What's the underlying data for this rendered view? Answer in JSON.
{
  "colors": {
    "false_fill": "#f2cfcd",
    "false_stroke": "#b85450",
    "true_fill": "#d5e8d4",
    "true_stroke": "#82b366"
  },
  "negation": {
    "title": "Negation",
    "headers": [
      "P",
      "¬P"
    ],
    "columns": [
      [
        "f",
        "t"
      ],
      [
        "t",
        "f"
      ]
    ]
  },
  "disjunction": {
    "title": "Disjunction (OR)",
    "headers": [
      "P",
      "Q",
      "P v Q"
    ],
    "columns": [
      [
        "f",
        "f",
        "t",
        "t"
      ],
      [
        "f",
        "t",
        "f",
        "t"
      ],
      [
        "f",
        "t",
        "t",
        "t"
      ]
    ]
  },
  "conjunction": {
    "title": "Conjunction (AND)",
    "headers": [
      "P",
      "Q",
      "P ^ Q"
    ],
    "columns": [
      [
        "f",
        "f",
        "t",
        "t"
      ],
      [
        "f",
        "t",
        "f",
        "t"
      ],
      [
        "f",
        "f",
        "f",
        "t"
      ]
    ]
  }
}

__SET TASK__. Go back to the listing above and please repeat it exactly.

__EXERCISE OUTPUT__.
What's the underlying data for this rendered view? Answer in JSON.
{
  "colors": {
    "false_fill": "#f2cfcd",
    "false_stroke": "#b85450",
    "true_fill": "#d5e8d4",
    "true_stroke": "#82b366"
  },
  "negation": {
    "title": "Negation",
    "headers": [
      "P",
      "¬P"
    ],
    "columns": [
      [
        "f",
        "t"
      ],
      [
        "t",
        "f"
      ]
    ]
  },
  "disjunction": {
    "title": "Disjunction (OR)",
    "headers": [
      "P",
      "Q",
      "P v Q"
    ],
    "columns": [
      [
        "f",
        "f",
        "t",
        "t"
      ],
      [
        "f",
        "t",
        "f",
        "t"
      ],
      [
        "f",
        "t",
        "t",
        "t"
      ]
    ]
  },
  "conjunction": {
    "title": "Conjunction (AND)",
    "headers": [
      "P",
      "Q",
      "P ^ Q"
    ],
    "columns": [
      [
        "f",
        "f",
        "t",
        "t"
      ],
      [
        "f",
        "t",
        "f",
        "t"
      ],
      [
        "f",
        "f",
        "f",
        "t"
      ]
    ]
  }
}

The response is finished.